MATERIAL TO PROCESS
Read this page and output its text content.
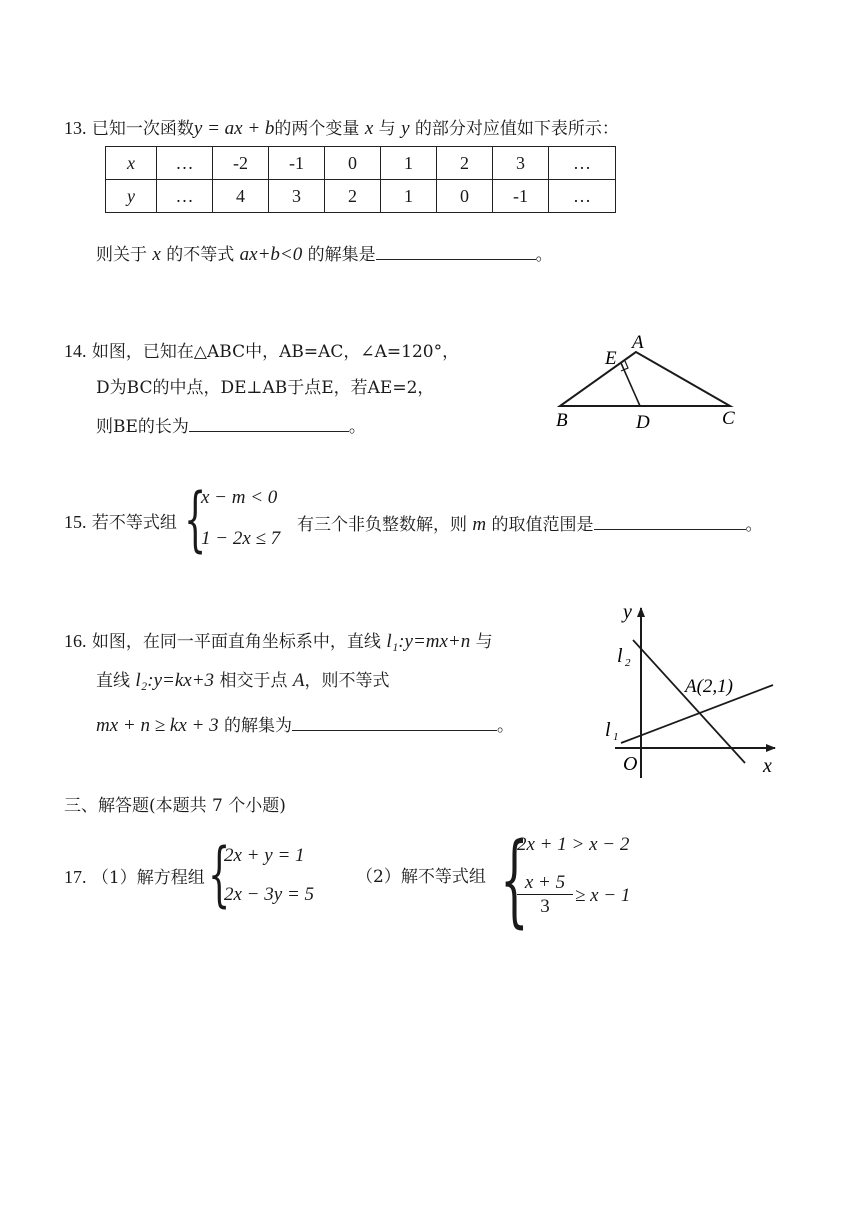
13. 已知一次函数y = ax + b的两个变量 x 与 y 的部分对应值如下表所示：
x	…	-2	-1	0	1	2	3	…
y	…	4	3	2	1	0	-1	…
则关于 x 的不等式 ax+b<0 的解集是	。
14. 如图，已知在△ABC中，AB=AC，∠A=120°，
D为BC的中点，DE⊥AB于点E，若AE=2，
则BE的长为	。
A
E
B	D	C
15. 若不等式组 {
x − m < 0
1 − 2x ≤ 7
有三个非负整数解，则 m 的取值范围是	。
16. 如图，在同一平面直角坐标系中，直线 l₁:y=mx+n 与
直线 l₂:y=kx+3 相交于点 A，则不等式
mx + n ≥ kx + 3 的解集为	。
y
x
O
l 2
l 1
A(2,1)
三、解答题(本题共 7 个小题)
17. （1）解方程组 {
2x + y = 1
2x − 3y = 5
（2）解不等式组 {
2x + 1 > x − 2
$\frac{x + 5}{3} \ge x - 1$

PROBLEM REQUIREMENTS
Restate the data above word for word. Skip every picture.

WORKED ANSWER
Read this page and output its text content.
13. 已知一次函数y = ax + b的两个变量 x 与 y 的部分对应值如下表所示：
x	…	-2	-1	0	1	2	3	…
y	…	4	3	2	1	0	-1	…
则关于 x 的不等式 ax+b<0 的解集是	。
14. 如图，已知在△ABC中，AB=AC，∠A=120°，
D为BC的中点，DE⊥AB于点E，若AE=2，
则BE的长为	。
A
E
B	D	C
15. 若不等式组 {
x − m < 0
1 − 2x ≤ 7
有三个非负整数解，则 m 的取值范围是	。
16. 如图，在同一平面直角坐标系中，直线 l₁:y=mx+n 与
直线 l₂:y=kx+3 相交于点 A，则不等式
mx + n ≥ kx + 3 的解集为	。
y
x
O
l 2
l 1
A(2,1)
三、解答题(本题共 7 个小题)
17. （1）解方程组 {
2x + y = 1
2x − 3y = 5
（2）解不等式组 {
2x + 1 > x − 2
$\frac{x + 5}{3} \ge x - 1$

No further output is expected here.